§ TASK
Read the lines below. Copy out any that hold the string "value".

§ PROVIDED DATA
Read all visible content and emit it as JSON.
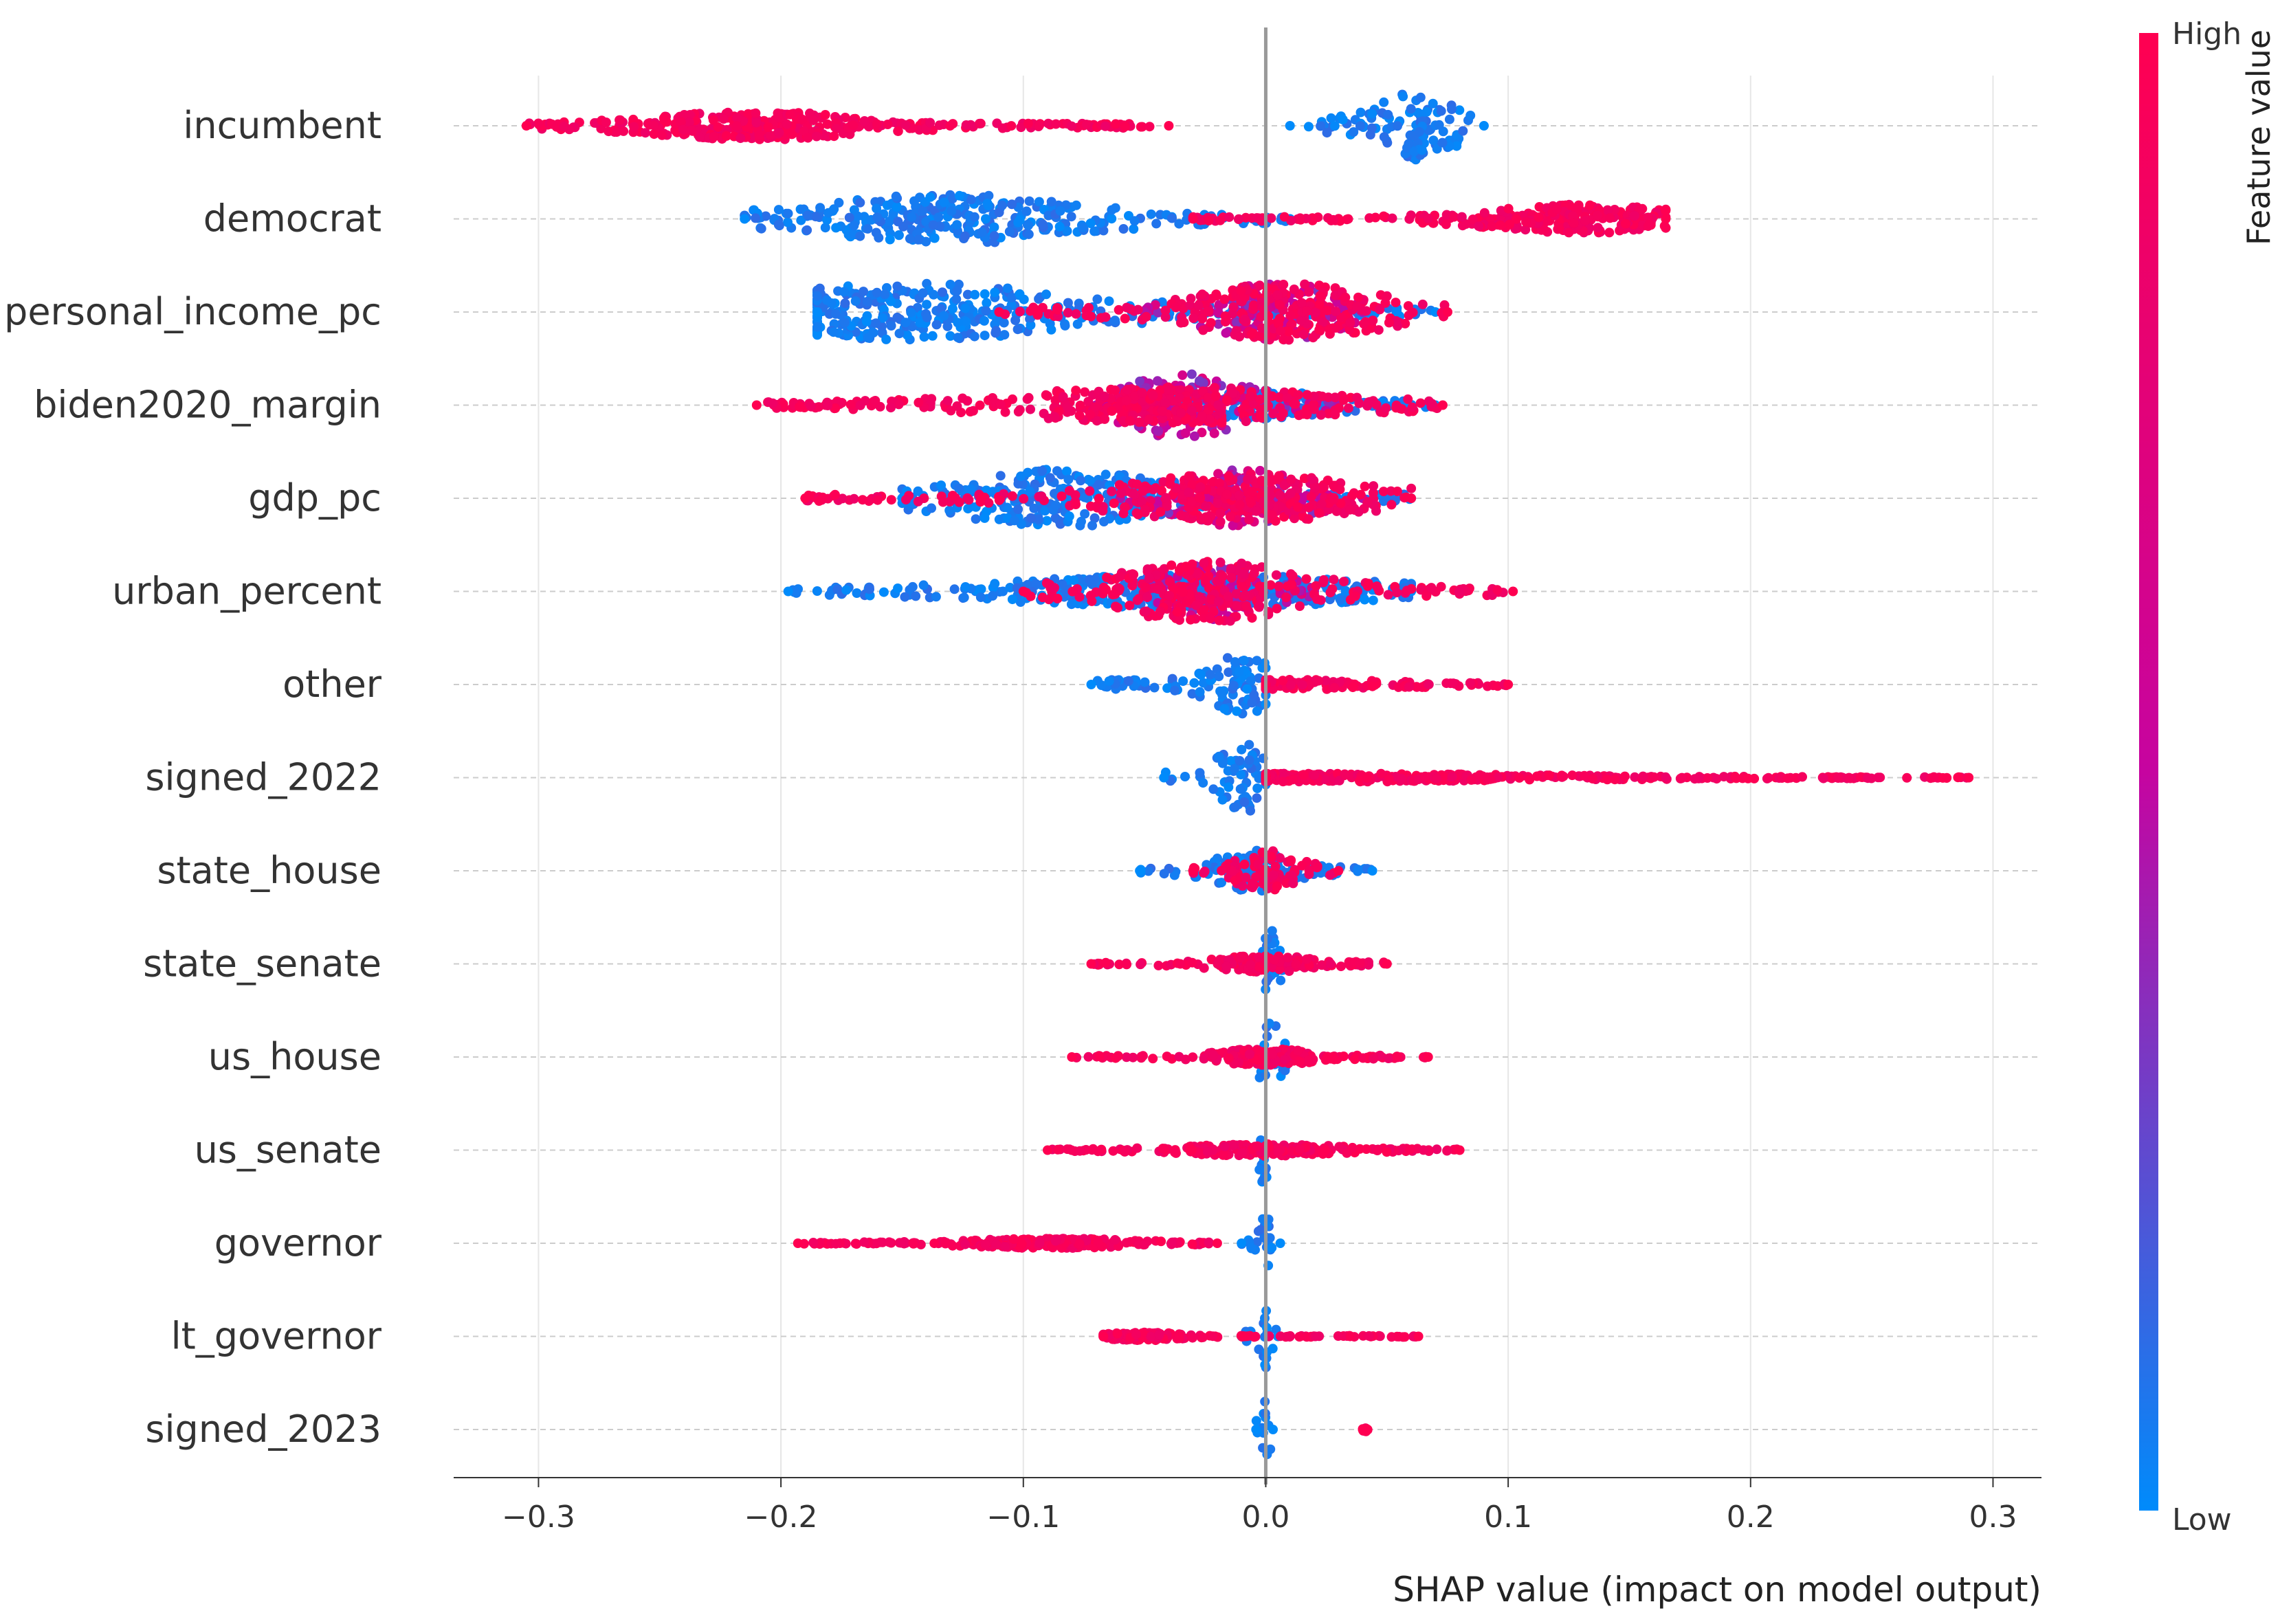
{
  "chart_data": {
    "type": "scatter",
    "subtype": "shap-beeswarm",
    "xlabel": "SHAP value (impact on model output)",
    "xlim": [
      -0.335,
      0.32
    ],
    "xticks": [
      -0.3,
      -0.2,
      -0.1,
      0.0,
      0.1,
      0.2,
      0.3
    ],
    "xtick_labels": [
      "−0.3",
      "−0.2",
      "−0.1",
      "0.0",
      "0.1",
      "0.2",
      "0.3"
    ],
    "zero_line": true,
    "horizontal_grid": true,
    "colorbar": {
      "title": "Feature value",
      "high_label": "High",
      "low_label": "Low",
      "high_color": "#ff0051",
      "mid_color": "#c604a0",
      "low_color": "#008bfb",
      "placement": "right"
    },
    "features": [
      {
        "name": "incumbent",
        "high": {
          "min": -0.305,
          "max": -0.04,
          "peak": -0.21,
          "spread": 0.04,
          "width": 0.35
        },
        "low": {
          "min": 0.01,
          "max": 0.09,
          "peak": 0.062,
          "spread": 0.016,
          "width": 0.85
        }
      },
      {
        "name": "democrat",
        "high": {
          "min": -0.03,
          "max": 0.165,
          "peak": 0.13,
          "spread": 0.035,
          "width": 0.35
        },
        "low": {
          "min": -0.215,
          "max": 0.01,
          "peak": -0.13,
          "spread": 0.05,
          "width": 0.6
        }
      },
      {
        "name": "personal_income_pc",
        "high": {
          "min": -0.11,
          "max": 0.075,
          "peak": 0.01,
          "spread": 0.035,
          "width": 0.7
        },
        "mid": {
          "min": -0.05,
          "max": 0.04,
          "peak": 0.005,
          "spread": 0.025,
          "width": 0.7
        },
        "low": {
          "min": -0.185,
          "max": 0.07,
          "peak": -0.145,
          "spread": 0.06,
          "width": 0.7
        }
      },
      {
        "name": "biden2020_margin",
        "high": {
          "min": -0.21,
          "max": 0.073,
          "peak": -0.04,
          "spread": 0.06,
          "width": 0.45
        },
        "mid": {
          "min": -0.07,
          "max": 0.03,
          "peak": -0.035,
          "spread": 0.025,
          "width": 0.8
        },
        "low": {
          "min": -0.06,
          "max": 0.07,
          "peak": 0.0,
          "spread": 0.03,
          "width": 0.35
        }
      },
      {
        "name": "gdp_pc",
        "high": {
          "min": -0.19,
          "max": 0.06,
          "peak": -0.01,
          "spread": 0.045,
          "width": 0.6
        },
        "mid": {
          "min": -0.06,
          "max": 0.04,
          "peak": -0.01,
          "spread": 0.025,
          "width": 0.7
        },
        "low": {
          "min": -0.15,
          "max": 0.06,
          "peak": -0.085,
          "spread": 0.04,
          "width": 0.7
        }
      },
      {
        "name": "urban_percent",
        "high": {
          "min": -0.1,
          "max": 0.102,
          "peak": -0.025,
          "spread": 0.035,
          "width": 0.75
        },
        "mid": {
          "min": -0.05,
          "max": 0.02,
          "peak": -0.02,
          "spread": 0.02,
          "width": 0.7
        },
        "low": {
          "min": -0.197,
          "max": 0.06,
          "peak": -0.03,
          "spread": 0.07,
          "width": 0.4
        }
      },
      {
        "name": "other",
        "high": {
          "min": 0.0,
          "max": 0.1,
          "peak": 0.01,
          "spread": 0.05,
          "width": 0.12
        },
        "low": {
          "min": -0.072,
          "max": 0.0,
          "peak": -0.01,
          "spread": 0.012,
          "width": 0.75
        }
      },
      {
        "name": "signed_2022",
        "high": {
          "min": 0.0,
          "max": 0.29,
          "peak": 0.02,
          "spread": 0.09,
          "width": 0.1
        },
        "low": {
          "min": -0.042,
          "max": 0.0,
          "peak": -0.01,
          "spread": 0.01,
          "width": 0.85
        }
      },
      {
        "name": "state_house",
        "high": {
          "min": -0.03,
          "max": 0.03,
          "peak": 0.0,
          "spread": 0.012,
          "width": 0.5
        },
        "low": {
          "min": -0.052,
          "max": 0.044,
          "peak": -0.005,
          "spread": 0.015,
          "width": 0.5
        }
      },
      {
        "name": "state_senate",
        "high": {
          "min": -0.072,
          "max": 0.05,
          "peak": 0.0,
          "spread": 0.02,
          "width": 0.2
        },
        "low": {
          "min": -0.01,
          "max": 0.01,
          "peak": 0.002,
          "spread": 0.004,
          "width": 0.85
        }
      },
      {
        "name": "us_house",
        "high": {
          "min": -0.08,
          "max": 0.067,
          "peak": 0.0,
          "spread": 0.02,
          "width": 0.2
        },
        "low": {
          "min": -0.01,
          "max": 0.01,
          "peak": 0.002,
          "spread": 0.004,
          "width": 0.85
        }
      },
      {
        "name": "us_senate",
        "high": {
          "min": -0.09,
          "max": 0.08,
          "peak": 0.0,
          "spread": 0.03,
          "width": 0.15
        },
        "low": {
          "min": -0.005,
          "max": 0.005,
          "peak": -0.001,
          "spread": 0.002,
          "width": 0.8
        }
      },
      {
        "name": "governor",
        "high": {
          "min": -0.193,
          "max": -0.02,
          "peak": -0.09,
          "spread": 0.035,
          "width": 0.12
        },
        "low": {
          "min": -0.01,
          "max": 0.006,
          "peak": 0.0,
          "spread": 0.002,
          "width": 0.8
        }
      },
      {
        "name": "lt_governor",
        "high": {
          "min": -0.067,
          "max": 0.063,
          "peak": -0.05,
          "spread": 0.015,
          "width": 0.1
        },
        "low": {
          "min": -0.01,
          "max": 0.005,
          "peak": 0.0,
          "spread": 0.002,
          "width": 0.8
        }
      },
      {
        "name": "signed_2023",
        "high": {
          "min": 0.04,
          "max": 0.042,
          "peak": 0.041,
          "spread": 0.001,
          "width": 0.05
        },
        "low": {
          "min": -0.004,
          "max": 0.003,
          "peak": 0.0,
          "spread": 0.002,
          "width": 0.8
        }
      }
    ]
  }
}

§ EXERCISE RESPONSE
    "xlabel": "SHAP value (impact on model output)",
      "title": "Feature value",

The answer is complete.